BRIEF =
Extract, from the records beneath this instruction, each line that contains the word "Vetens".

RAW DATA =
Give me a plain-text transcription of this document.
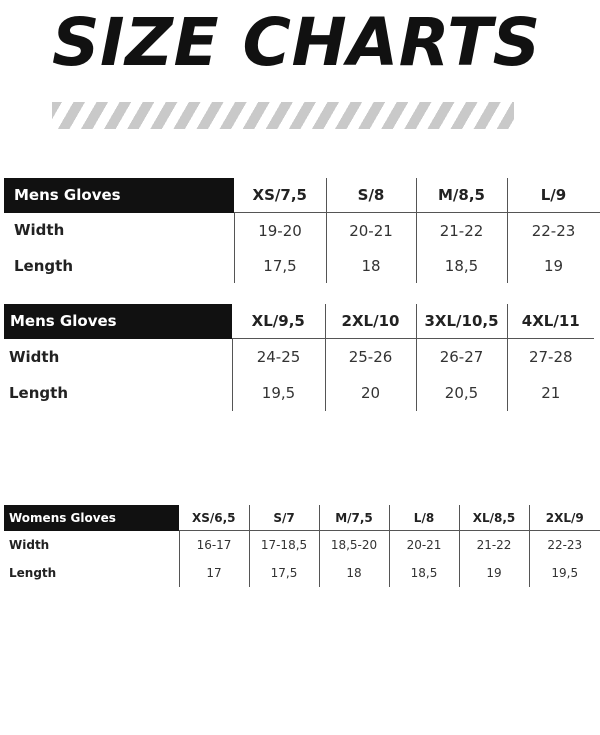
SIZE CHARTS
Mens Gloves	XS/7,5	S/8	M/8,5	L/9
Width	19-20	20-21	21-22	22-23
Length	17,5	18	18,5	19
Mens Gloves	XL/9,5	2XL/10	3XL/10,5	4XL/11
Width	24-25	25-26	26-27	27-28
Length	19,5	20	20,5	21
Womens Gloves	XS/6,5	S/7	M/7,5	L/8	XL/8,5	2XL/9
Width	16-17	17-18,5	18,5-20	20-21	21-22	22-23
Length	17	17,5	18	18,5	19	19,5
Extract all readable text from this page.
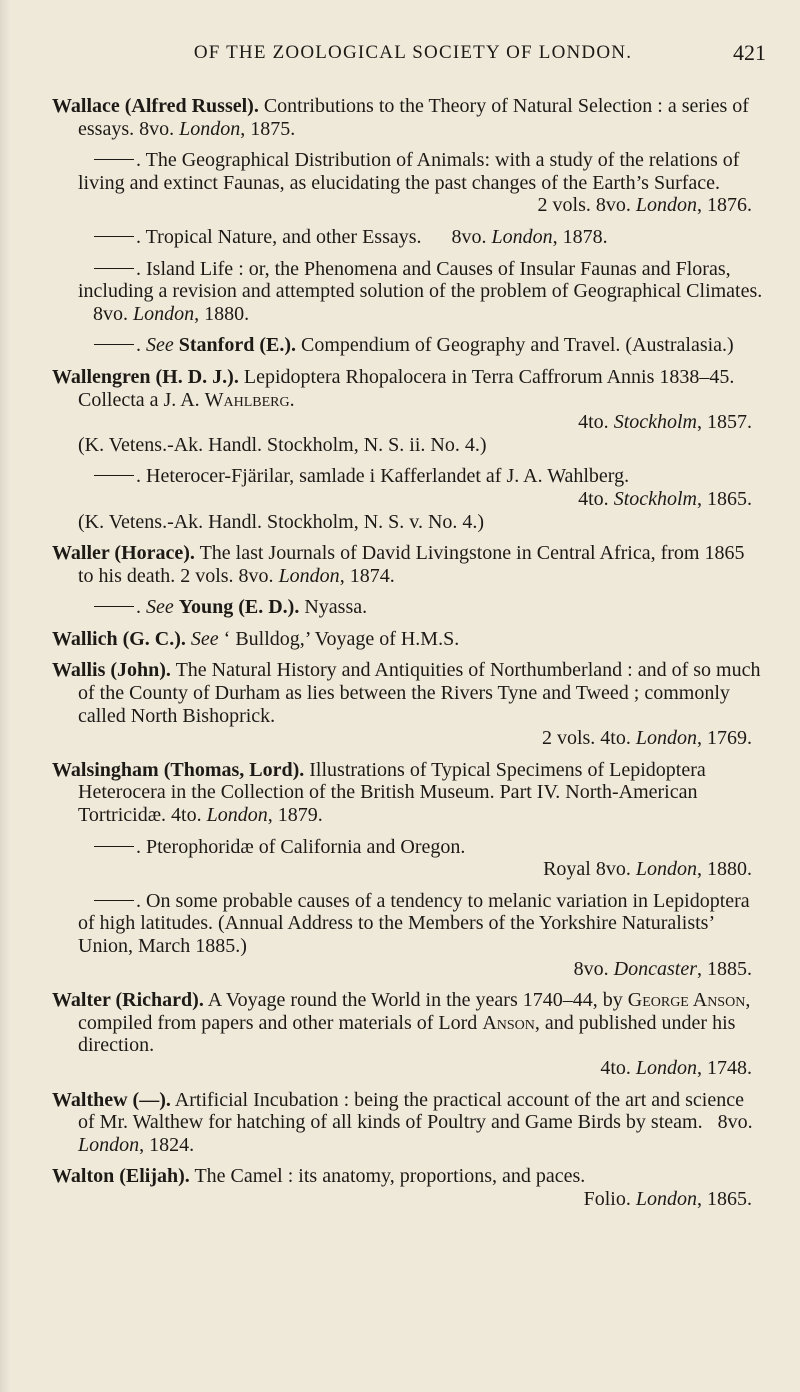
OF THE ZOOLOGICAL SOCIETY OF LONDON.	421

Wallace (Alfred Russel). Contributions to the Theory of Natural Selection : a series of essays. 8vo. London, 1875.

. The Geographical Distribution of Animals: with a study of the relations of living and extinct Faunas, as elucidating the past changes of the Earth’s Surface.
2 vols. 8vo. London, 1876.

. Tropical Nature, and other Essays. 8vo. London, 1878.

. Island Life : or, the Phenomena and Causes of Insular Faunas and Floras, including a revision and attempted solution of the problem of Geographical Climates.    8vo. London, 1880.

. See Stanford (E.). Compendium of Geography and Travel. (Australasia.)

Wallengren (H. D. J.). Lepidoptera Rhopalocera in Terra Caffrorum Annis 1838–45. Collecta a J. A. Wahlberg.
4to. Stockholm, 1857.
(K. Vetens.-Ak. Handl. Stockholm, N. S. ii. No. 4.)

. Heterocer-Fjärilar, samlade i Kafferlandet af J. A. Wahlberg.
4to. Stockholm, 1865.
(K. Vetens.-Ak. Handl. Stockholm, N. S. v. No. 4.)

Waller (Horace). The last Journals of David Livingstone in Central Africa, from 1865 to his death. 2 vols. 8vo. London, 1874.

. See Young (E. D.). Nyassa.

Wallich (G. C.). See ‘ Bulldog,’ Voyage of H.M.S.

Wallis (John). The Natural History and Antiquities of Northumberland : and of so much of the County of Durham as lies between the Rivers Tyne and Tweed ; commonly called North Bishoprick.
2 vols. 4to. London, 1769.

Walsingham (Thomas, Lord). Illustrations of Typical Specimens of Lepidoptera Heterocera in the Collection of the British Museum. Part IV. North-American Tortricidæ. 4to. London, 1879.

. Pterophoridæ of California and Oregon.
Royal 8vo. London, 1880.

. On some probable causes of a tendency to melanic variation in Lepidoptera of high latitudes. (Annual Address to the Members of the Yorkshire Naturalists’ Union, March 1885.)
8vo. Doncaster, 1885.

Walter (Richard). A Voyage round the World in the years 1740–44, by George Anson, compiled from papers and other materials of Lord Anson, and published under his direction.
4to. London, 1748.

Walthew (—). Artificial Incubation : being the practical account of the art and science of Mr. Walthew for hatching of all kinds of Poultry and Game Birds by steam. 8vo. London, 1824.

Walton (Elijah). The Camel : its anatomy, proportions, and paces.
Folio. London, 1865.
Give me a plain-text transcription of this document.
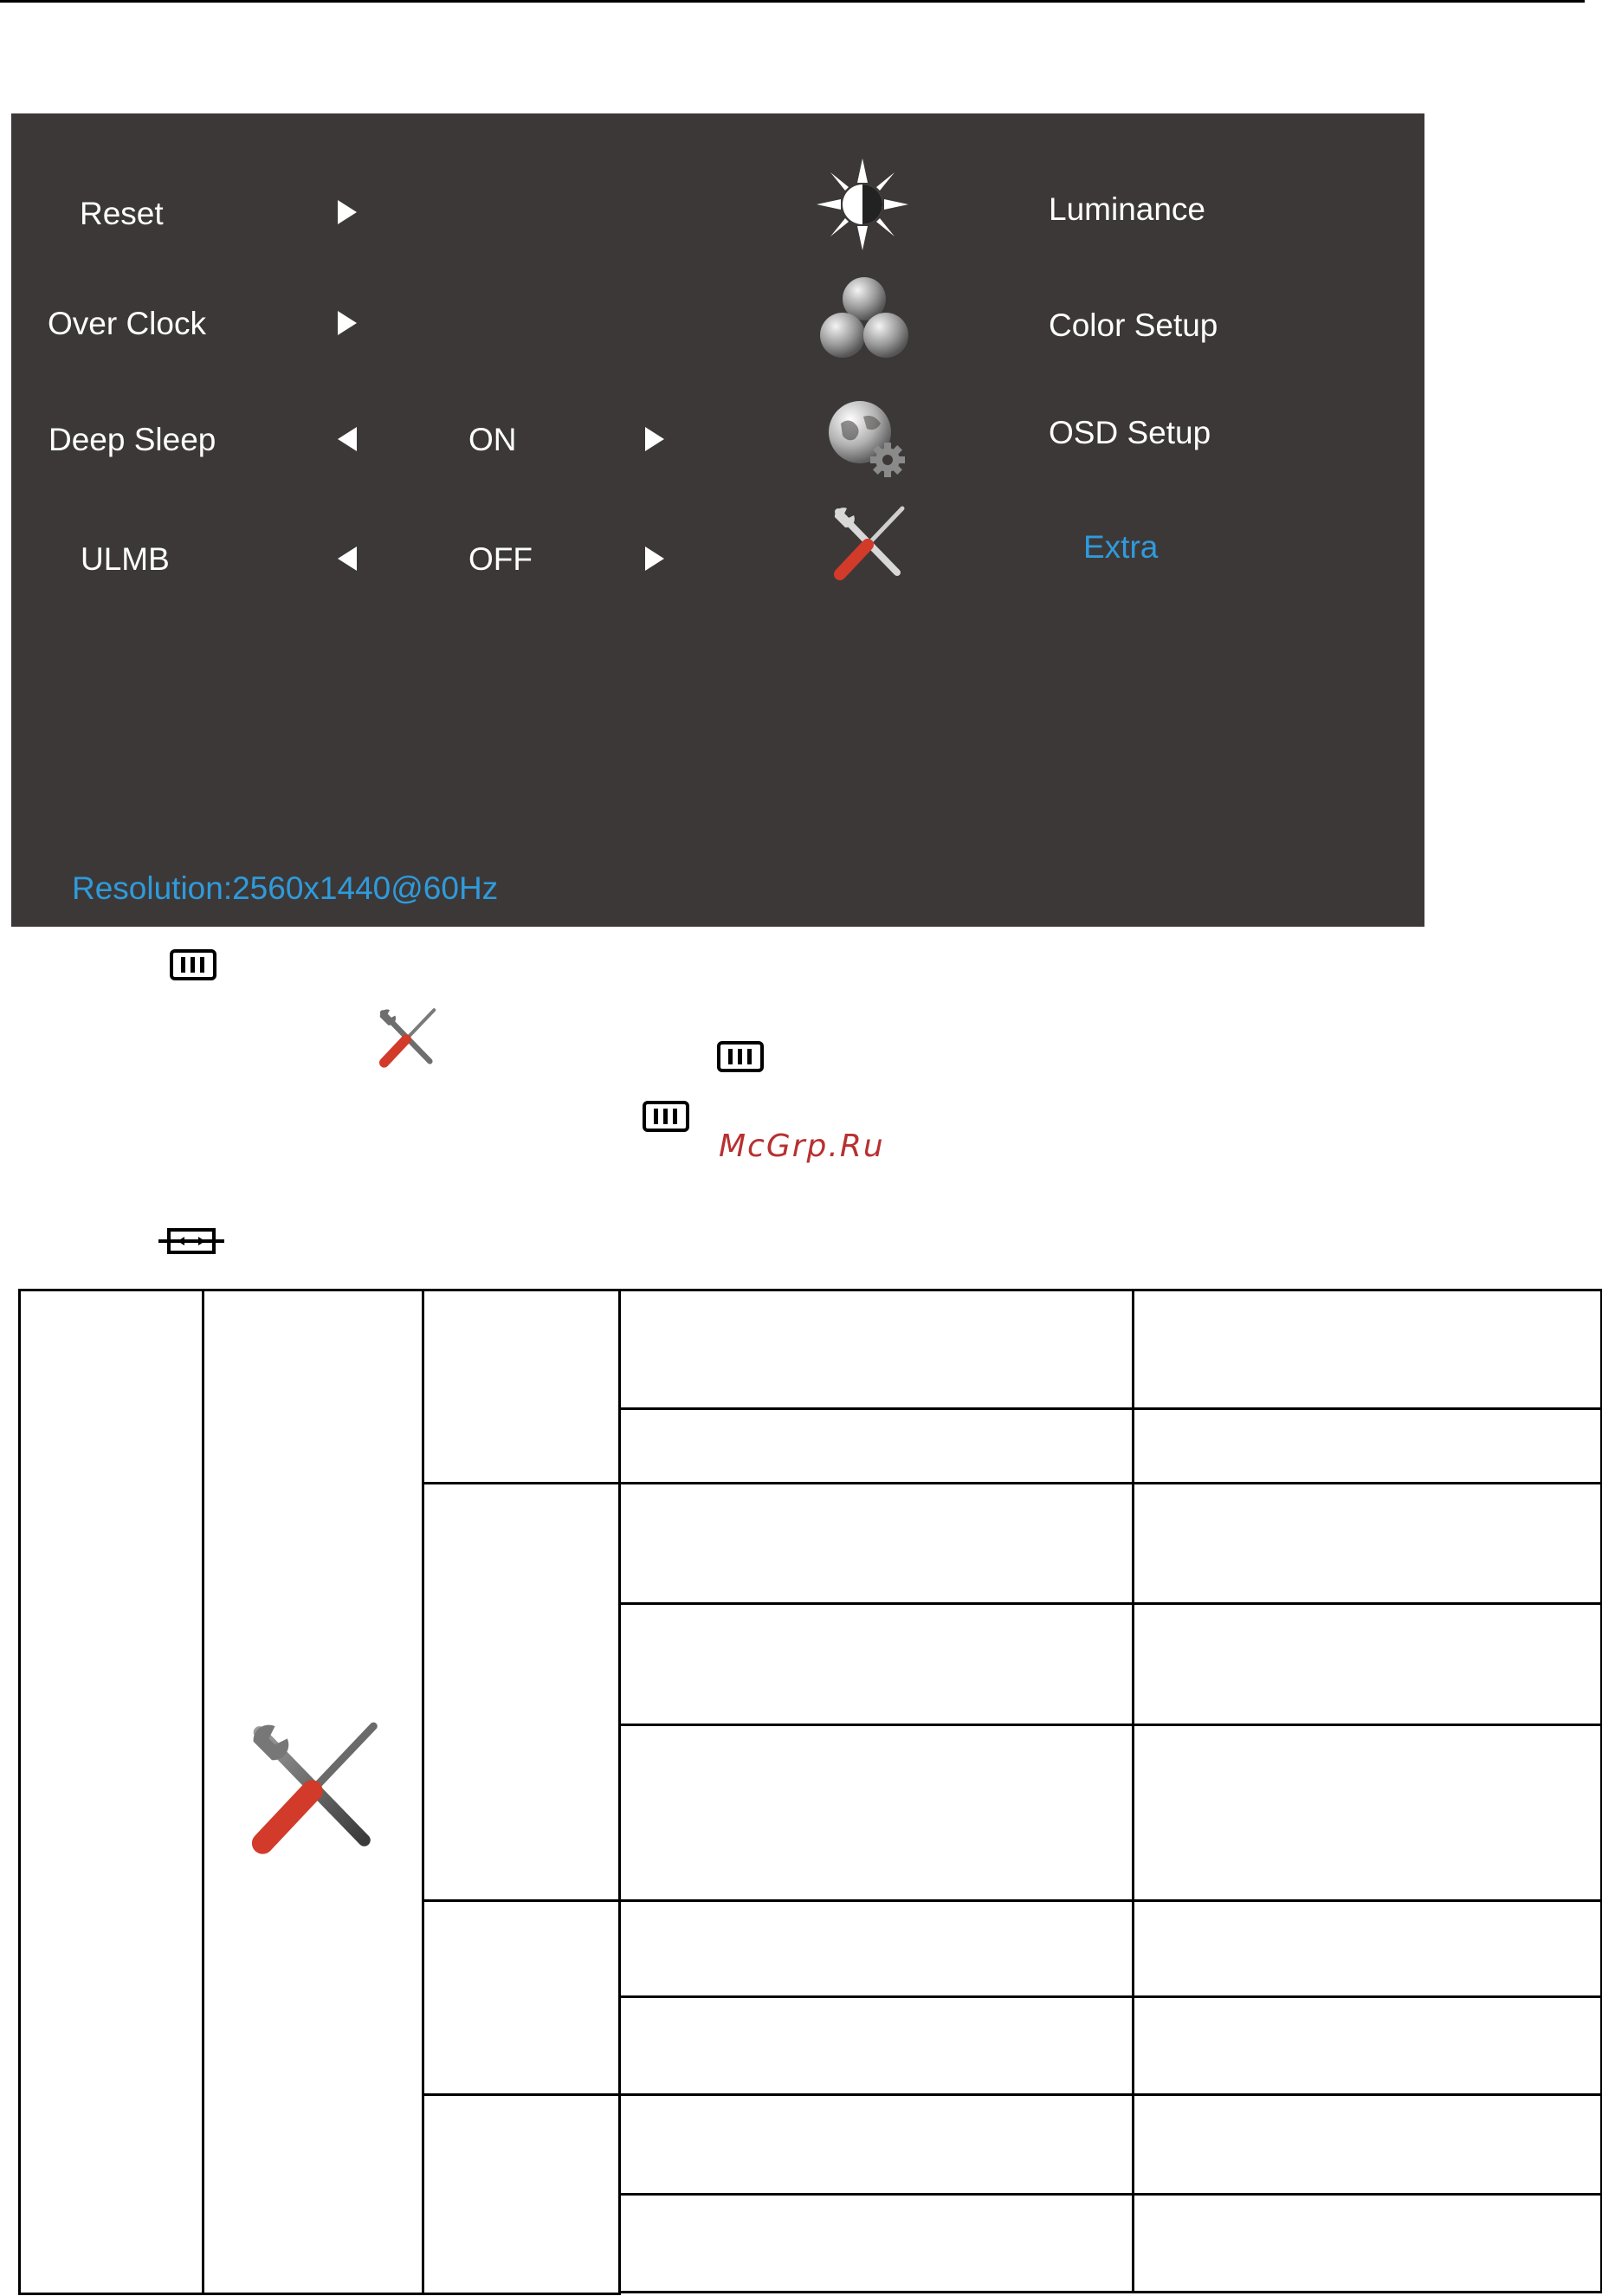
Reset
Over Clock
Deep Sleep	ON
ULMB	OFF
Luminance
Color Setup
OSD Setup
Extra
Resolution:2560x1440@60Hz
McGrp.Ru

FULL OUTPUT =
(K. Vetens.-Ak. Handl. Stockholm, N. S. ii. No. 4.)
(K. Vetens.-Ak. Handl. Stockholm, N. S. v. No. 4.)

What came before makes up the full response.